(Figure contents as structured data)
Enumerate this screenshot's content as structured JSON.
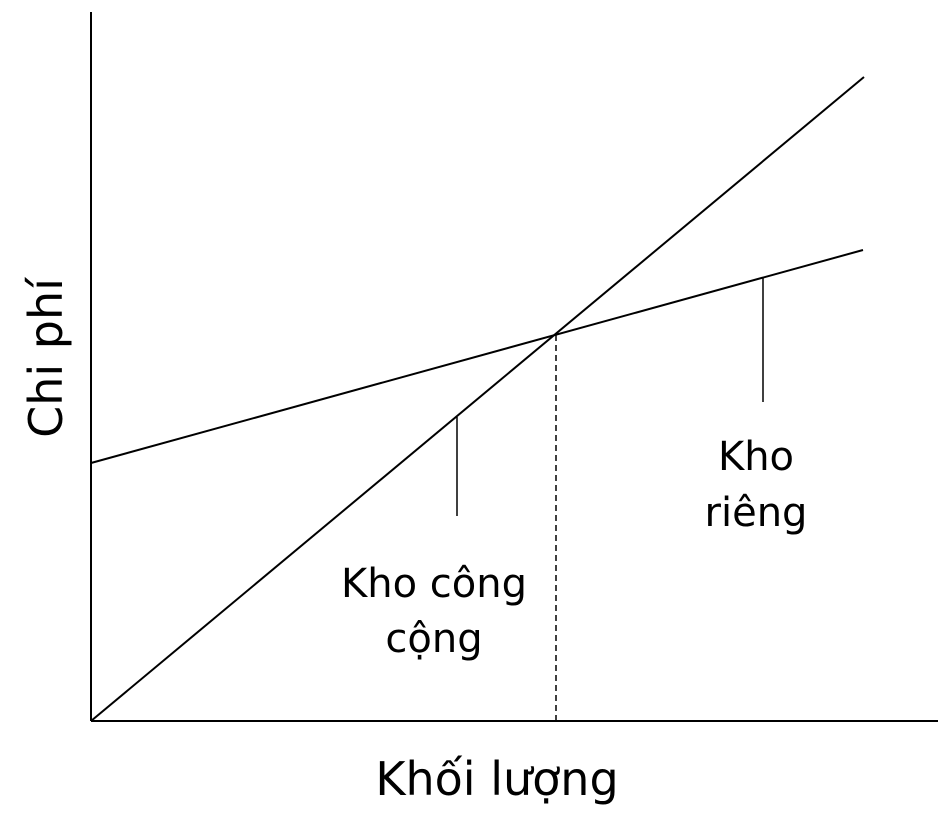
{
  "axes": {
    "y_label": "Chi phí",
    "x_label": "Khối lượng"
  },
  "lines": {
    "public_warehouse": {
      "label_line1": "Kho công",
      "label_line2": "cộng"
    },
    "private_warehouse": {
      "label_line1": "Kho",
      "label_line2": "riêng"
    }
  },
  "style": {
    "line_color": "#000000",
    "background": "#ffffff"
  }
}
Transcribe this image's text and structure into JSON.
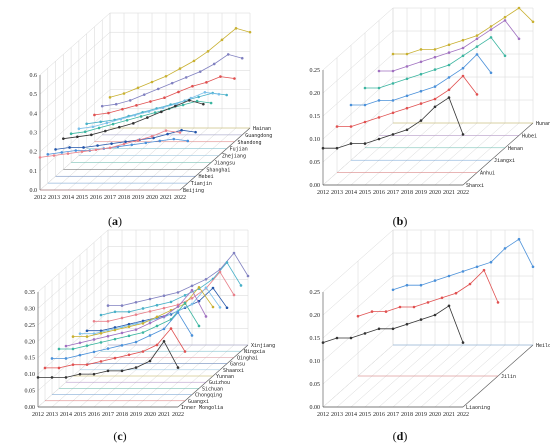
{
  "chart_data": [
    {
      "panel": "(a)",
      "type": "line",
      "x": [
        "2012",
        "2013",
        "2014",
        "2015",
        "2016",
        "2017",
        "2018",
        "2019",
        "2020",
        "2021",
        "2022"
      ],
      "ylim": [
        0.0,
        0.6
      ],
      "yticks": [
        "0.0",
        "0.1",
        "0.2",
        "0.3",
        "0.4",
        "0.5",
        "0.6"
      ],
      "series": [
        {
          "name": "Beijing",
          "color": "#e8808a",
          "values": [
            0.17,
            0.18,
            0.19,
            0.2,
            0.21,
            0.22,
            0.24,
            0.26,
            0.28,
            0.31,
            0.3
          ]
        },
        {
          "name": "Tianjin",
          "color": "#4a90d9",
          "values": [
            0.15,
            0.16,
            0.17,
            0.17,
            0.18,
            0.19,
            0.2,
            0.21,
            0.22,
            0.23,
            0.22
          ]
        },
        {
          "name": "Hebei",
          "color": "#2255aa",
          "values": [
            0.14,
            0.15,
            0.15,
            0.16,
            0.17,
            0.18,
            0.19,
            0.2,
            0.22,
            0.24,
            0.23
          ]
        },
        {
          "name": "Shanghai",
          "color": "#333333",
          "values": [
            0.16,
            0.17,
            0.18,
            0.2,
            0.22,
            0.24,
            0.27,
            0.3,
            0.33,
            0.36,
            0.34
          ]
        },
        {
          "name": "Jiangsu",
          "color": "#3bb5a0",
          "values": [
            0.15,
            0.16,
            0.18,
            0.2,
            0.22,
            0.24,
            0.26,
            0.28,
            0.3,
            0.32,
            0.31
          ]
        },
        {
          "name": "Zhejiang",
          "color": "#7cc0ea",
          "values": [
            0.14,
            0.15,
            0.17,
            0.19,
            0.21,
            0.23,
            0.25,
            0.27,
            0.3,
            0.33,
            0.32
          ]
        },
        {
          "name": "Fujian",
          "color": "#47b0c8",
          "values": [
            0.13,
            0.14,
            0.15,
            0.17,
            0.19,
            0.21,
            0.23,
            0.25,
            0.27,
            0.29,
            0.28
          ]
        },
        {
          "name": "Shandong",
          "color": "#e05050",
          "values": [
            0.14,
            0.15,
            0.17,
            0.19,
            0.21,
            0.23,
            0.26,
            0.29,
            0.31,
            0.34,
            0.33
          ]
        },
        {
          "name": "Guangdong",
          "color": "#8080c0",
          "values": [
            0.15,
            0.16,
            0.18,
            0.21,
            0.24,
            0.27,
            0.3,
            0.33,
            0.37,
            0.42,
            0.4
          ]
        },
        {
          "name": "Hainan",
          "color": "#c8b030",
          "values": [
            0.16,
            0.18,
            0.21,
            0.24,
            0.27,
            0.31,
            0.35,
            0.4,
            0.46,
            0.52,
            0.5
          ]
        }
      ]
    },
    {
      "panel": "(b)",
      "type": "line",
      "x": [
        "2012",
        "2013",
        "2014",
        "2015",
        "2016",
        "2017",
        "2018",
        "2019",
        "2020",
        "2021",
        "2022"
      ],
      "ylim": [
        0.0,
        0.25
      ],
      "yticks": [
        "0.00",
        "0.05",
        "0.10",
        "0.15",
        "0.20",
        "0.25"
      ],
      "series": [
        {
          "name": "Shanxi",
          "color": "#333333",
          "values": [
            0.08,
            0.08,
            0.09,
            0.09,
            0.1,
            0.11,
            0.12,
            0.14,
            0.17,
            0.19,
            0.11
          ]
        },
        {
          "name": "Anhui",
          "color": "#e05050",
          "values": [
            0.1,
            0.1,
            0.11,
            0.12,
            0.13,
            0.14,
            0.15,
            0.16,
            0.18,
            0.21,
            0.17
          ]
        },
        {
          "name": "Jiangxi",
          "color": "#4a90d9",
          "values": [
            0.12,
            0.12,
            0.13,
            0.13,
            0.14,
            0.15,
            0.16,
            0.18,
            0.2,
            0.23,
            0.19
          ]
        },
        {
          "name": "Henan",
          "color": "#3bb5a0",
          "values": [
            0.13,
            0.13,
            0.14,
            0.15,
            0.16,
            0.17,
            0.18,
            0.2,
            0.22,
            0.24,
            0.2
          ]
        },
        {
          "name": "Hubei",
          "color": "#a070c0",
          "values": [
            0.14,
            0.14,
            0.15,
            0.16,
            0.17,
            0.18,
            0.19,
            0.21,
            0.23,
            0.25,
            0.21
          ]
        },
        {
          "name": "Hunan",
          "color": "#c8b030",
          "values": [
            0.15,
            0.15,
            0.16,
            0.16,
            0.17,
            0.18,
            0.19,
            0.21,
            0.23,
            0.25,
            0.22
          ]
        }
      ]
    },
    {
      "panel": "(c)",
      "type": "line",
      "x": [
        "2012",
        "2013",
        "2014",
        "2015",
        "2016",
        "2017",
        "2018",
        "2019",
        "2020",
        "2021",
        "2022"
      ],
      "ylim": [
        0.0,
        0.35
      ],
      "yticks": [
        "0.00",
        "0.05",
        "0.10",
        "0.15",
        "0.20",
        "0.25",
        "0.30",
        "0.35"
      ],
      "series": [
        {
          "name": "Inner Mongolia",
          "color": "#333333",
          "values": [
            0.09,
            0.09,
            0.09,
            0.1,
            0.1,
            0.11,
            0.11,
            0.12,
            0.14,
            0.2,
            0.12
          ]
        },
        {
          "name": "Guangxi",
          "color": "#e05050",
          "values": [
            0.1,
            0.1,
            0.11,
            0.11,
            0.12,
            0.13,
            0.14,
            0.15,
            0.17,
            0.22,
            0.15
          ]
        },
        {
          "name": "Chongqing",
          "color": "#4a90d9",
          "values": [
            0.11,
            0.11,
            0.12,
            0.13,
            0.14,
            0.15,
            0.16,
            0.18,
            0.2,
            0.25,
            0.18
          ]
        },
        {
          "name": "Sichuan",
          "color": "#3bb5a0",
          "values": [
            0.12,
            0.12,
            0.13,
            0.14,
            0.15,
            0.16,
            0.17,
            0.19,
            0.21,
            0.26,
            0.19
          ]
        },
        {
          "name": "Guizhou",
          "color": "#a070c0",
          "values": [
            0.11,
            0.12,
            0.13,
            0.14,
            0.15,
            0.16,
            0.18,
            0.2,
            0.23,
            0.28,
            0.2
          ]
        },
        {
          "name": "Yunnan",
          "color": "#c8b030",
          "values": [
            0.12,
            0.12,
            0.13,
            0.14,
            0.15,
            0.16,
            0.18,
            0.2,
            0.22,
            0.27,
            0.21
          ]
        },
        {
          "name": "Shaanxi",
          "color": "#7cc0ea",
          "values": [
            0.11,
            0.11,
            0.12,
            0.13,
            0.14,
            0.15,
            0.16,
            0.18,
            0.2,
            0.25,
            0.19
          ]
        },
        {
          "name": "Gansu",
          "color": "#2255aa",
          "values": [
            0.1,
            0.1,
            0.11,
            0.12,
            0.13,
            0.14,
            0.15,
            0.17,
            0.19,
            0.23,
            0.17
          ]
        },
        {
          "name": "Qinghai",
          "color": "#e8808a",
          "values": [
            0.11,
            0.11,
            0.12,
            0.13,
            0.14,
            0.15,
            0.16,
            0.18,
            0.21,
            0.26,
            0.19
          ]
        },
        {
          "name": "Ningxia",
          "color": "#47b0c8",
          "values": [
            0.11,
            0.12,
            0.12,
            0.13,
            0.14,
            0.15,
            0.17,
            0.19,
            0.22,
            0.27,
            0.2
          ]
        },
        {
          "name": "Xinjiang",
          "color": "#8080c0",
          "values": [
            0.12,
            0.12,
            0.13,
            0.14,
            0.15,
            0.16,
            0.18,
            0.2,
            0.23,
            0.28,
            0.21
          ]
        }
      ]
    },
    {
      "panel": "(d)",
      "type": "line",
      "x": [
        "2012",
        "2013",
        "2014",
        "2015",
        "2016",
        "2017",
        "2018",
        "2019",
        "2020",
        "2021",
        "2022"
      ],
      "ylim": [
        0.0,
        0.25
      ],
      "yticks": [
        "0.00",
        "0.05",
        "0.10",
        "0.15",
        "0.20",
        "0.25"
      ],
      "series": [
        {
          "name": "Liaoning",
          "color": "#333333",
          "values": [
            0.14,
            0.15,
            0.15,
            0.16,
            0.17,
            0.17,
            0.18,
            0.19,
            0.2,
            0.22,
            0.14
          ]
        },
        {
          "name": "Jilin",
          "color": "#e05050",
          "values": [
            0.13,
            0.14,
            0.14,
            0.15,
            0.15,
            0.16,
            0.17,
            0.18,
            0.2,
            0.23,
            0.16
          ]
        },
        {
          "name": "Heilongjiang",
          "color": "#4a90d9",
          "values": [
            0.12,
            0.13,
            0.13,
            0.14,
            0.15,
            0.16,
            0.17,
            0.18,
            0.21,
            0.23,
            0.17
          ]
        }
      ]
    }
  ]
}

## WORK TO BE COMPLETED
In the records above, locate every line with the string "JSON" and copy it.

## TASK RESULT
Enumerate this screenshot's content as structured JSON.
Transcribe this image's text and structure into JSON.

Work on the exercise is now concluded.